### SHORT PROBLEM
Repeat the listing in full, preserving every character.

Structured figure records:
>> Start
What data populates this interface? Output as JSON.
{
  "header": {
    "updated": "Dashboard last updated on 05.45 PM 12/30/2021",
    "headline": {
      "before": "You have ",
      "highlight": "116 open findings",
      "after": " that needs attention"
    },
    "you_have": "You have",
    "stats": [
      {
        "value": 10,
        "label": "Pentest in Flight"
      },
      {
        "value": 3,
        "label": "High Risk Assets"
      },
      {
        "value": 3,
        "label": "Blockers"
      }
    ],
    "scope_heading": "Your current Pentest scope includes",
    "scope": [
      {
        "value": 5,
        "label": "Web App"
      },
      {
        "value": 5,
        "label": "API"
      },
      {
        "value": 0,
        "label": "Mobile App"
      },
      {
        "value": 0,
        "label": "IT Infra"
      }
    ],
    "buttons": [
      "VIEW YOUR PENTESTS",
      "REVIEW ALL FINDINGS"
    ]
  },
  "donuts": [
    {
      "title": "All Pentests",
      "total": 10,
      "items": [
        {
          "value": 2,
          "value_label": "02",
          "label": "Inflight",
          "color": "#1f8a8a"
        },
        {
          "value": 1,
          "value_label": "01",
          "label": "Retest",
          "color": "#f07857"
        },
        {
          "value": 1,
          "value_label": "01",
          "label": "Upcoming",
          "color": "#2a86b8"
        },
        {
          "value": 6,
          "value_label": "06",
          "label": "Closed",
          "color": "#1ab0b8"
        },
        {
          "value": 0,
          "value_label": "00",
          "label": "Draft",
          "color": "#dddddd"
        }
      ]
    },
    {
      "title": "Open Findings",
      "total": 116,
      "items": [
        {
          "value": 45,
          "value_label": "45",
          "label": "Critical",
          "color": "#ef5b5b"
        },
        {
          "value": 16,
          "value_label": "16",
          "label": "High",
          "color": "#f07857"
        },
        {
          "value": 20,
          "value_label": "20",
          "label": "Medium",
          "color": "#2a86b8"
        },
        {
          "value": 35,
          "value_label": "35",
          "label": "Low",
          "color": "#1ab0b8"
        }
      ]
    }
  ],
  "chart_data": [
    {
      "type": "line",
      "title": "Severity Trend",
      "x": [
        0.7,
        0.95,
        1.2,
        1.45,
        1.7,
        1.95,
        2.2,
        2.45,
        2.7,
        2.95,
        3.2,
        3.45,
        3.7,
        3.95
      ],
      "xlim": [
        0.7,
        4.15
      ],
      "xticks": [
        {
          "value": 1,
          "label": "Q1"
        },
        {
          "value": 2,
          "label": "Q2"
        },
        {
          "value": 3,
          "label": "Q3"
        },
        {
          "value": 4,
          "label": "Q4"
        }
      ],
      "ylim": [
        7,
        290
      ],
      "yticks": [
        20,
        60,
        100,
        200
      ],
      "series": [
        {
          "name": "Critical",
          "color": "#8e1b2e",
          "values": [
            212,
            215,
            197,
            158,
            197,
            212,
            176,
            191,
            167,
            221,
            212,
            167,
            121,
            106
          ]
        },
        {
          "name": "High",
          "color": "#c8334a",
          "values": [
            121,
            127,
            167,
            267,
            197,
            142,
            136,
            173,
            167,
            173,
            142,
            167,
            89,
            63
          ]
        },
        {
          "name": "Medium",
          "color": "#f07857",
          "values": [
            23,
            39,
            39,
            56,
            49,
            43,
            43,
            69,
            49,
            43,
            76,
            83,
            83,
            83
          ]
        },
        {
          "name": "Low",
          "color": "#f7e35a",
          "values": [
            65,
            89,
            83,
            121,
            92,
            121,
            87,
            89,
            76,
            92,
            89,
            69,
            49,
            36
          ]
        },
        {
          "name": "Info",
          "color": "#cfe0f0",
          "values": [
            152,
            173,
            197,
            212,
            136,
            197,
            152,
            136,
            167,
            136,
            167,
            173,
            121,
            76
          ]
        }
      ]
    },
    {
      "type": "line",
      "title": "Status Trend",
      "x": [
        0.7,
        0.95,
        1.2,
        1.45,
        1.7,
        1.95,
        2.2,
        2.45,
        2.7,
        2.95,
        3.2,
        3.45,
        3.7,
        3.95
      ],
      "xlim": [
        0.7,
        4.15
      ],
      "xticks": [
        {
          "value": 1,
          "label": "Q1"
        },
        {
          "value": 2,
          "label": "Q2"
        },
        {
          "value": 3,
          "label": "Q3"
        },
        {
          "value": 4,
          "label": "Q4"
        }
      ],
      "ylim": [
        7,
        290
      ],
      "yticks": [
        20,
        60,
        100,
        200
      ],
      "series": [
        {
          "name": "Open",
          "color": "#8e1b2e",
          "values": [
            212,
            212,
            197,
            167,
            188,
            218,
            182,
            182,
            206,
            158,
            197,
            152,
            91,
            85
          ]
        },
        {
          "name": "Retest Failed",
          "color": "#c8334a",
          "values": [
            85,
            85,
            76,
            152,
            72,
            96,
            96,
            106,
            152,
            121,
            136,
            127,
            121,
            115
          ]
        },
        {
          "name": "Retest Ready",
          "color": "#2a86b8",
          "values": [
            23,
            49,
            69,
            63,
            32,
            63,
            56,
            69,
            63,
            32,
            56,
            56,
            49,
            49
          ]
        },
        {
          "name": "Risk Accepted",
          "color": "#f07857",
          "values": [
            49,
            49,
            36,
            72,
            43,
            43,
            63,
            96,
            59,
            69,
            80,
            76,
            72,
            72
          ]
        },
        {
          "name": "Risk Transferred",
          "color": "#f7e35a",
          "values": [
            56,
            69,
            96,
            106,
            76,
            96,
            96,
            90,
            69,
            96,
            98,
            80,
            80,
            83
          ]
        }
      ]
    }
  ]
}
>> End
### FINISHED TASK
What data populates this interface? Output as JSON.
{
  "header": {
    "updated": "Dashboard last updated on 05.45 PM 12/30/2021",
    "headline": {
      "before": "You have ",
      "highlight": "116 open findings",
      "after": " that needs attention"
    },
    "you_have": "You have",
    "stats": [
      {
        "value": 10,
        "label": "Pentest in Flight"
      },
      {
        "value": 3,
        "label": "High Risk Assets"
      },
      {
        "value": 3,
        "label": "Blockers"
      }
    ],
    "scope_heading": "Your current Pentest scope includes",
    "scope": [
      {
        "value": 5,
        "label": "Web App"
      },
      {
        "value": 5,
        "label": "API"
      },
      {
        "value": 0,
        "label": "Mobile App"
      },
      {
        "value": 0,
        "label": "IT Infra"
      }
    ],
    "buttons": [
      "VIEW YOUR PENTESTS",
      "REVIEW ALL FINDINGS"
    ]
  },
  "donuts": [
    {
      "title": "All Pentests",
      "total": 10,
      "items": [
        {
          "value": 2,
          "value_label": "02",
          "label": "Inflight",
          "color": "#1f8a8a"
        },
        {
          "value": 1,
          "value_label": "01",
          "label": "Retest",
          "color": "#f07857"
        },
        {
          "value": 1,
          "value_label": "01",
          "label": "Upcoming",
          "color": "#2a86b8"
        },
        {
          "value": 6,
          "value_label": "06",
          "label": "Closed",
          "color": "#1ab0b8"
        },
        {
          "value": 0,
          "value_label": "00",
          "label": "Draft",
          "color": "#dddddd"
        }
      ]
    },
    {
      "title": "Open Findings",
      "total": 116,
      "items": [
        {
          "value": 45,
          "value_label": "45",
          "label": "Critical",
          "color": "#ef5b5b"
        },
        {
          "value": 16,
          "value_label": "16",
          "label": "High",
          "color": "#f07857"
        },
        {
          "value": 20,
          "value_label": "20",
          "label": "Medium",
          "color": "#2a86b8"
        },
        {
          "value": 35,
          "value_label": "35",
          "label": "Low",
          "color": "#1ab0b8"
        }
      ]
    }
  ],
  "chart_data": [
    {
      "type": "line",
      "title": "Severity Trend",
      "x": [
        0.7,
        0.95,
        1.2,
        1.45,
        1.7,
        1.95,
        2.2,
        2.45,
        2.7,
        2.95,
        3.2,
        3.45,
        3.7,
        3.95
      ],
      "xlim": [
        0.7,
        4.15
      ],
      "xticks": [
        {
          "value": 1,
          "label": "Q1"
        },
        {
          "value": 2,
          "label": "Q2"
        },
        {
          "value": 3,
          "label": "Q3"
        },
        {
          "value": 4,
          "label": "Q4"
        }
      ],
      "ylim": [
        7,
        290
      ],
      "yticks": [
        20,
        60,
        100,
        200
      ],
      "series": [
        {
          "name": "Critical",
          "color": "#8e1b2e",
          "values": [
            212,
            215,
            197,
            158,
            197,
            212,
            176,
            191,
            167,
            221,
            212,
            167,
            121,
            106
          ]
        },
        {
          "name": "High",
          "color": "#c8334a",
          "values": [
            121,
            127,
            167,
            267,
            197,
            142,
            136,
            173,
            167,
            173,
            142,
            167,
            89,
            63
          ]
        },
        {
          "name": "Medium",
          "color": "#f07857",
          "values": [
            23,
            39,
            39,
            56,
            49,
            43,
            43,
            69,
            49,
            43,
            76,
            83,
            83,
            83
          ]
        },
        {
          "name": "Low",
          "color": "#f7e35a",
          "values": [
            65,
            89,
            83,
            121,
            92,
            121,
            87,
            89,
            76,
            92,
            89,
            69,
            49,
            36
          ]
        },
        {
          "name": "Info",
          "color": "#cfe0f0",
          "values": [
            152,
            173,
            197,
            212,
            136,
            197,
            152,
            136,
            167,
            136,
            167,
            173,
            121,
            76
          ]
        }
      ]
    },
    {
      "type": "line",
      "title": "Status Trend",
      "x": [
        0.7,
        0.95,
        1.2,
        1.45,
        1.7,
        1.95,
        2.2,
        2.45,
        2.7,
        2.95,
        3.2,
        3.45,
        3.7,
        3.95
      ],
      "xlim": [
        0.7,
        4.15
      ],
      "xticks": [
        {
          "value": 1,
          "label": "Q1"
        },
        {
          "value": 2,
          "label": "Q2"
        },
        {
          "value": 3,
          "label": "Q3"
        },
        {
          "value": 4,
          "label": "Q4"
        }
      ],
      "ylim": [
        7,
        290
      ],
      "yticks": [
        20,
        60,
        100,
        200
      ],
      "series": [
        {
          "name": "Open",
          "color": "#8e1b2e",
          "values": [
            212,
            212,
            197,
            167,
            188,
            218,
            182,
            182,
            206,
            158,
            197,
            152,
            91,
            85
          ]
        },
        {
          "name": "Retest Failed",
          "color": "#c8334a",
          "values": [
            85,
            85,
            76,
            152,
            72,
            96,
            96,
            106,
            152,
            121,
            136,
            127,
            121,
            115
          ]
        },
        {
          "name": "Retest Ready",
          "color": "#2a86b8",
          "values": [
            23,
            49,
            69,
            63,
            32,
            63,
            56,
            69,
            63,
            32,
            56,
            56,
            49,
            49
          ]
        },
        {
          "name": "Risk Accepted",
          "color": "#f07857",
          "values": [
            49,
            49,
            36,
            72,
            43,
            43,
            63,
            96,
            59,
            69,
            80,
            76,
            72,
            72
          ]
        },
        {
          "name": "Risk Transferred",
          "color": "#f7e35a",
          "values": [
            56,
            69,
            96,
            106,
            76,
            96,
            96,
            90,
            69,
            96,
            98,
            80,
            80,
            83
          ]
        }
      ]
    }
  ]
}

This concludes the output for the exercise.